- **TASK PROMPT**: Locate the word "cost" in the data below, then copy every line that holds it.

** Start INFORMATION SUPPLIED **

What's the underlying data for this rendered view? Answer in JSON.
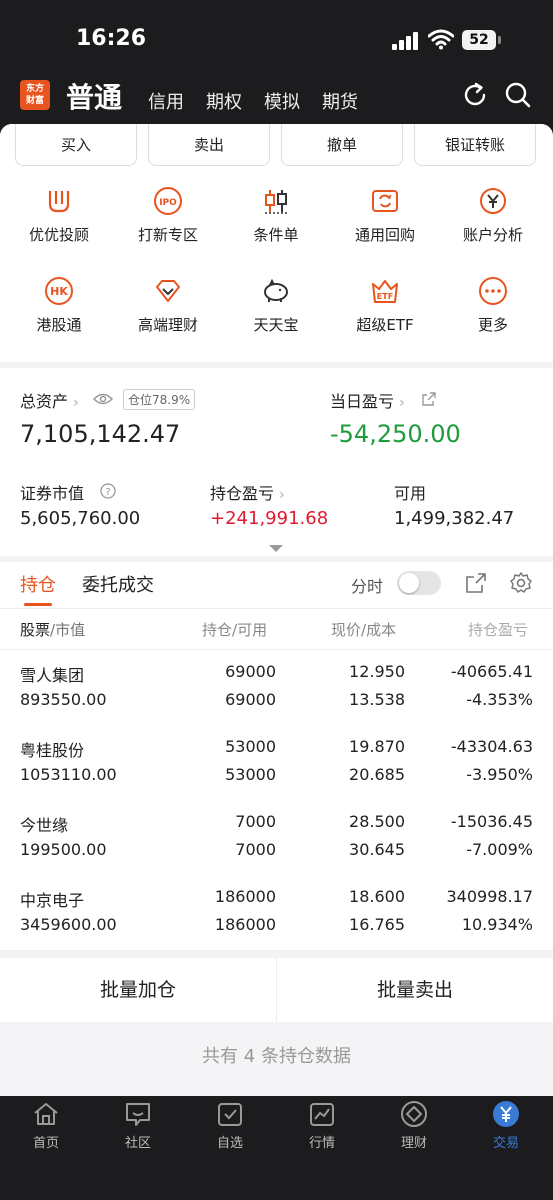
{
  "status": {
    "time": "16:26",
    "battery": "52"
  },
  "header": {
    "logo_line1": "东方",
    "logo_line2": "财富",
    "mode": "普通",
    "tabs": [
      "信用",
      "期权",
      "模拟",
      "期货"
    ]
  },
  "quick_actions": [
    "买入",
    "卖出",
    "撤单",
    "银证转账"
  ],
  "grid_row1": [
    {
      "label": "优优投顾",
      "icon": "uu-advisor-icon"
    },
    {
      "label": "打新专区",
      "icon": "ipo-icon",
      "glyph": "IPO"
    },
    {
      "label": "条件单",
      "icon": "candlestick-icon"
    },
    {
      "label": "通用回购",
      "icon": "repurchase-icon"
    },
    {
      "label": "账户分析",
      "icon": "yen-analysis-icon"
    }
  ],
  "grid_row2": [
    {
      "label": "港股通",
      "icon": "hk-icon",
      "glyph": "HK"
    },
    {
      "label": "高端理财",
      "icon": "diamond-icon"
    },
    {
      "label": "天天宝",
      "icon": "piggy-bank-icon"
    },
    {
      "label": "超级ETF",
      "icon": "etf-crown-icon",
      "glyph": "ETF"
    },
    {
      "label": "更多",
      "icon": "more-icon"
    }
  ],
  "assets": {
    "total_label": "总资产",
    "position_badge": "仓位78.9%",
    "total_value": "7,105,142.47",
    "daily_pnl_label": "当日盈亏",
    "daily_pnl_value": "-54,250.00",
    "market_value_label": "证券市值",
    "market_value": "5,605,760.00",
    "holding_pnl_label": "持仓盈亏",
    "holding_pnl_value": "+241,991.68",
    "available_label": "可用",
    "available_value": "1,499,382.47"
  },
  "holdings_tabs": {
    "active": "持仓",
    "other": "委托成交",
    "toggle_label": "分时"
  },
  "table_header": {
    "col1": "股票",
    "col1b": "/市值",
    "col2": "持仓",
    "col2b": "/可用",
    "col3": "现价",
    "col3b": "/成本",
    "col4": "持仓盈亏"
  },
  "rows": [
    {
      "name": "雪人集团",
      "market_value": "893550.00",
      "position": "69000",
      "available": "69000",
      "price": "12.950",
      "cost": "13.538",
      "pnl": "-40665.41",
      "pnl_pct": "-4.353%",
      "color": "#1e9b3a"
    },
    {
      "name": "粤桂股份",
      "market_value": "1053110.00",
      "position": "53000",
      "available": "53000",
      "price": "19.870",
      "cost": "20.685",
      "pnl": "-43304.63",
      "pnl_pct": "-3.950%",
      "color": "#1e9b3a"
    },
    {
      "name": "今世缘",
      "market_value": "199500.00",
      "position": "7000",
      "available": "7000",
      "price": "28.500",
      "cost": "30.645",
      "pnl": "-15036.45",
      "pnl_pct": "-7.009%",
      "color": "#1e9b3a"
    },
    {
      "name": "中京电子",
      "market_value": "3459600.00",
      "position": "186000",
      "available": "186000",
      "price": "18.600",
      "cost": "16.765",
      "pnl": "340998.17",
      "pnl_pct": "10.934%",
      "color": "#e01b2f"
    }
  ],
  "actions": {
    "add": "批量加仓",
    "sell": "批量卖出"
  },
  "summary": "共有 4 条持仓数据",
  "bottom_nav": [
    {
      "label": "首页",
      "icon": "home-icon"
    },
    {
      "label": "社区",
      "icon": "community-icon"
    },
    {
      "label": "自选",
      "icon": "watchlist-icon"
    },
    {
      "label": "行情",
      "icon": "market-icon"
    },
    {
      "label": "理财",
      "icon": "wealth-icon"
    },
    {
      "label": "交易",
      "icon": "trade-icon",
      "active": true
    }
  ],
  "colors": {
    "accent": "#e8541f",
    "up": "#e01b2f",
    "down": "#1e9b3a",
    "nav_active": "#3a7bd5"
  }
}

** End INFORMATION SUPPLIED **

- **SOLUTION FOR THIS EXERCISE**:
      "cost": "13.538",
      "cost": "20.685",
      "cost": "30.645",
      "cost": "16.765",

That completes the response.